> _WRITTEN REQUEST 1_:
Can you extract the part of the transcript between "There is more" and "headed that way.", inclusive, word for word?

> _TEXT PASSAGE_:
Joseph V. Taranto - Chairman of the Board and Chief Executive Officer

I am, I mean obviously, we were higher in the first quarter, lower in the second quarter, and I guess what we're 9% at this stage of the game, so we fallen in to that range. But yes, given the climate, and we put our whole book together, the whole composite, I would still expect us to fall in that range.

Jay Gelb - Lehman Brothers

All right, thank for that. And then the partnership income showed that a sharp rebound in 2Q. What was that driven by given a tough market for the industries overall?

Craig E. Eisenacher - Executive Vice President and Chief Financial Officer

Really what happened in the first quarter is the limited partnerships with public equities did terribly, and in the second quarter that wasn't the case. So, the rest of the portfolio performed about the same.

Jay Gelb - Lehman Brothers

And how are things looking so far in 3Q?

Craig E. Eisenacher - Executive Vice President and Chief Financial Officer

We -- you know, we get reports on -- you know, monthly or quarterly basis from our LPs, so, you know, at this point I would anticipate that it's probably more of the same.

Jay Gelb - Lehman Brothers

Great. And then just a final quick one, on the -- does Everest Re have any exposure to crop reinsurance in the US for reinsurance?

Joseph V. Taranto - Chairman of the Board and Chief Executive Officer

No, we don't have any.

Jay Gelb - Lehman Brothers

Okay. Thanks very much.

Operator

And we'll take our next question from Josh Shanker with Citi.

Joshua Shanker - Citigroup

Good morning.

Joseph V. Taranto - Chairman of the Board and Chief Executive Officer

Good morning.

Joshua Shanker - Citigroup

My first question regards the retentions on the primary side. They have doubled from what they were a year ago, 19% now from 10%. Of course you had the growth of 18% from CV Starr and Brownstone. I am trying to understand in terms of business mix, are you ceding that CV Starr and Brownstone business or ceding your legacy business and retaining a lot of that CV Starr and Brownstone business?

Craig E. Eisenacher - Executive Vice President and Chief Financial Officer

There is more reinsurance being purchased on the primary side.

Joseph V. Taranto - Chairman of the Board and Chief Executive Officer

And there is an increase because of CV Starr. CV Starr is more volatile, bigger limit program than many of our other programs, and so it -- it requires us to get some partners on the reinsurance side.

Joshua Shanker - Citigroup

And how do you feel about the terms, the pricing of the reinsurance that you are buying, versus the reinsurance that you are selling. Do you see -- do you see that softening compared to where it was a year ago?

Joseph V. Taranto - Chairman of the Board and Chief Executive Officer

Well, yeah, I mean the trends that we are seeing as we are reporting, is it's getting tougher for reinsurers, so we are seeing people asking for more commission and better terms and certainly the market is headed that way.

Joshua Shanker - Citigroup

Okay. And coming back to Centrix, I know it's a sore subject but I got to keep with at it little longer.

Joseph V. Taranto - Chairman of the Board and Chief Executive Officer

Okay.

> _WRITTEN REQUEST 2_:
Would you copy the records below exactly, from the line holding "detail-label: Срок доставки" through the end of the records, inclusive, leaving the pictures out?

> _ITEMS_:
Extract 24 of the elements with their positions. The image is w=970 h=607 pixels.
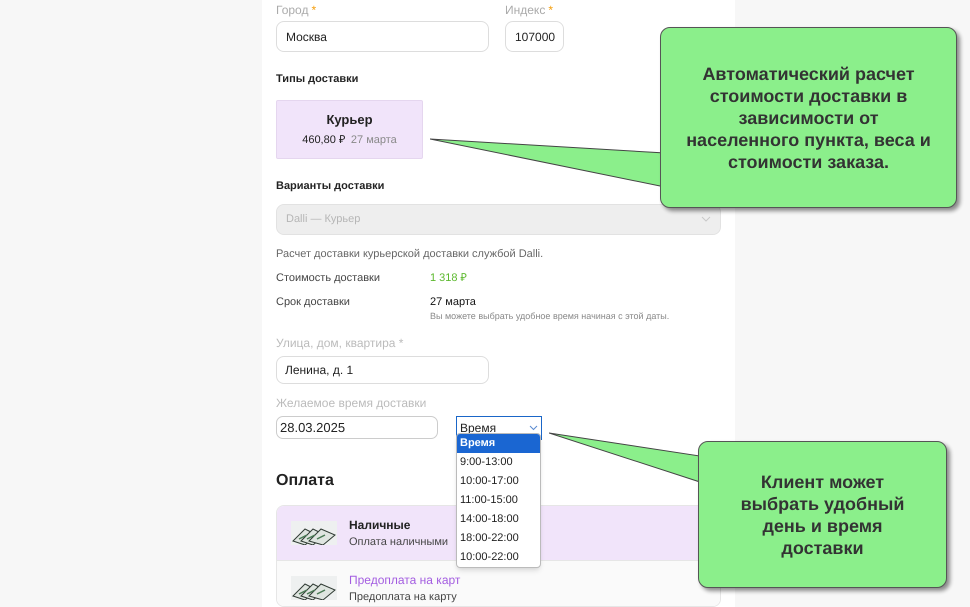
detail-label: Срок доставки — [276, 294, 351, 310]
section-title: Типы доставки — [276, 72, 358, 87]
payment-description: Оплата наличными — [349, 535, 448, 550]
detail-hint: Вы можете выбрать удобное время начиная с этой даты. — [430, 310, 670, 324]
section-title: Оплата — [276, 471, 334, 492]
field-label: Желаемое время доставки — [276, 395, 428, 412]
field-label: Город — [276, 2, 308, 19]
detail-value: 27 марта — [430, 294, 477, 310]
field-label: Улица, дом, квартира * — [276, 334, 404, 352]
delivery-date: 27 марта — [350, 132, 397, 148]
callout-bubble: Автоматический расчет стоимости доставки в зависимости от населенного пункта, веса и стоимости заказа. — [660, 27, 957, 208]
field-label: Индекс — [505, 2, 546, 19]
detail-value: 1 318 ₽ — [430, 271, 467, 286]
delivery-price: 460,80 ₽ — [302, 132, 345, 148]
payment-name: Наличные — [349, 517, 412, 534]
section-title: Варианты доставки — [276, 178, 384, 194]
detail-label: Стоимость доставки — [276, 271, 381, 286]
description-text: Расчет доставки курьерской доставки службой Dalli. — [276, 246, 544, 262]
payment-description: Предоплата на карту — [349, 590, 458, 605]
required-mark: * — [311, 2, 316, 19]
callout-bubble: Клиент может выбрать удобный день и время доставки — [698, 441, 947, 588]
required-mark: * — [548, 2, 553, 19]
payment-name: Предоплата на карт — [349, 572, 460, 589]
delivery-type-name: Курьер — [326, 111, 373, 129]
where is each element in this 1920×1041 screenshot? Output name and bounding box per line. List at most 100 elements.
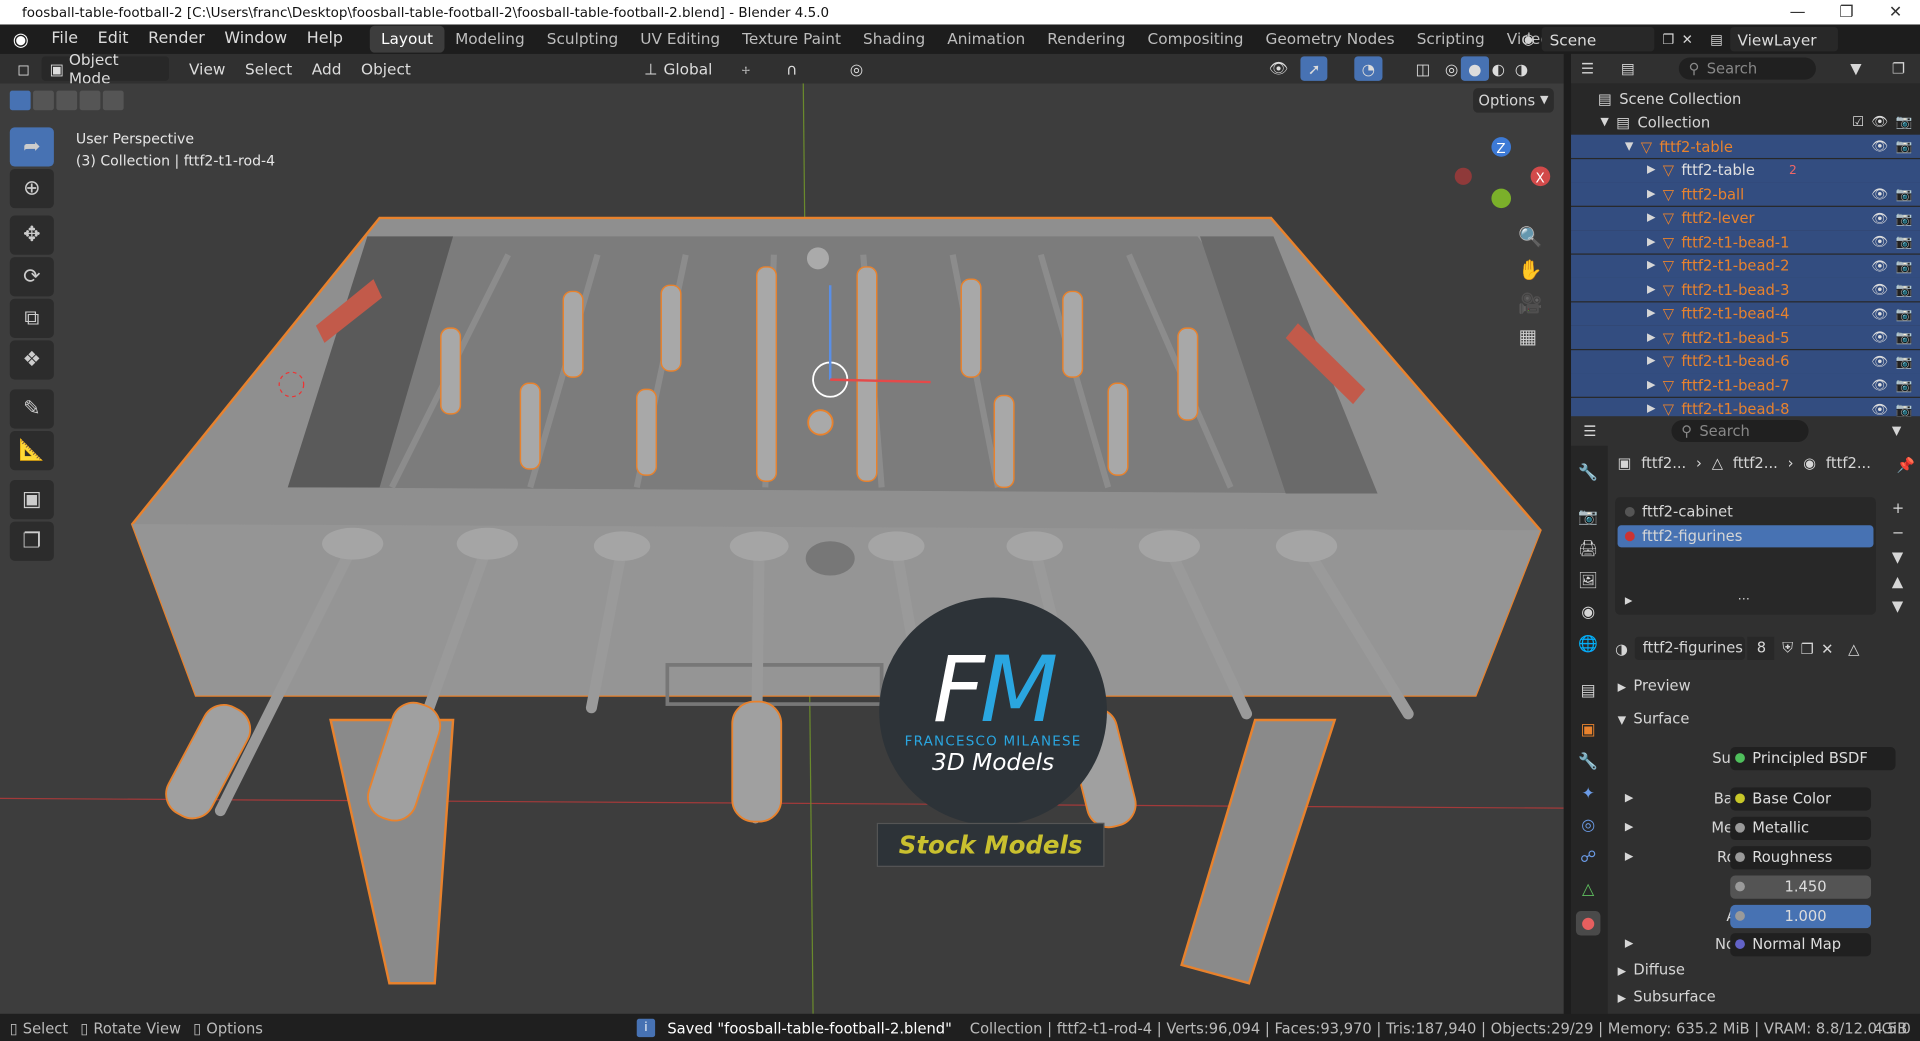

> _EXERCISE SOLUTION 1_:
There is more reinsurance being purchased on the primary side.

Joseph V. Taranto - Chairman of the Board and Chief Executive Officer

And there is an increase because of CV Starr. CV Starr is more volatile, bigger limit program than many of our other programs, and so it -- it requires us to get some partners on the reinsurance side.

Joshua Shanker - Citigroup

And how do you feel about the terms, the pricing of the reinsurance that you are buying, versus the reinsurance that you are selling. Do you see -- do you see that softening compared to where it was a year ago?

Joseph V. Taranto - Chairman of the Board and Chief Executive Officer

Well, yeah, I mean the trends that we are seeing as we are reporting, is it's getting tougher for reinsurers, so we are seeing people asking for more commission and better terms and certainly the market is headed that way.

> _EXERCISE SOLUTION 2_:
detail-label: Срок доставки — [276, 294, 351, 310]
section-title: Типы доставки — [276, 72, 358, 87]
payment-description: Оплата наличными — [349, 535, 448, 550]
detail-hint: Вы можете выбрать удобное время начиная с этой даты. — [430, 310, 670, 324]
section-title: Оплата — [276, 471, 334, 492]
field-label: Желаемое время доставки — [276, 395, 428, 412]
field-label: Город — [276, 2, 308, 19]
detail-value: 27 марта — [430, 294, 477, 310]
field-label: Улица, дом, квартира * — [276, 334, 404, 352]
delivery-date: 27 марта — [350, 132, 397, 148]
callout-bubble: Автоматический расчет стоимости доставки в зависимости от населенного пункта, веса и стоимости заказа. — [660, 27, 957, 208]
field-label: Индекс — [505, 2, 546, 19]
detail-value: 1 318 ₽ — [430, 271, 467, 286]
delivery-price: 460,80 ₽ — [302, 132, 345, 148]
payment-name: Наличные — [349, 517, 412, 534]
section-title: Варианты доставки — [276, 178, 384, 194]
detail-label: Стоимость доставки — [276, 271, 381, 286]
description-text: Расчет доставки курьерской доставки службой Dalli. — [276, 246, 544, 262]
payment-description: Предоплата на карту — [349, 590, 458, 605]
required-mark: * — [311, 2, 316, 19]
callout-bubble: Клиент может выбрать удобный день и время доставки — [698, 441, 947, 588]
required-mark: * — [548, 2, 553, 19]
payment-name: Предоплата на карт — [349, 572, 460, 589]
delivery-type-name: Курьер — [326, 111, 373, 129]
where is each element in this 1920×1041 screenshot? Output name and bounding box per line. List at most 100 elements.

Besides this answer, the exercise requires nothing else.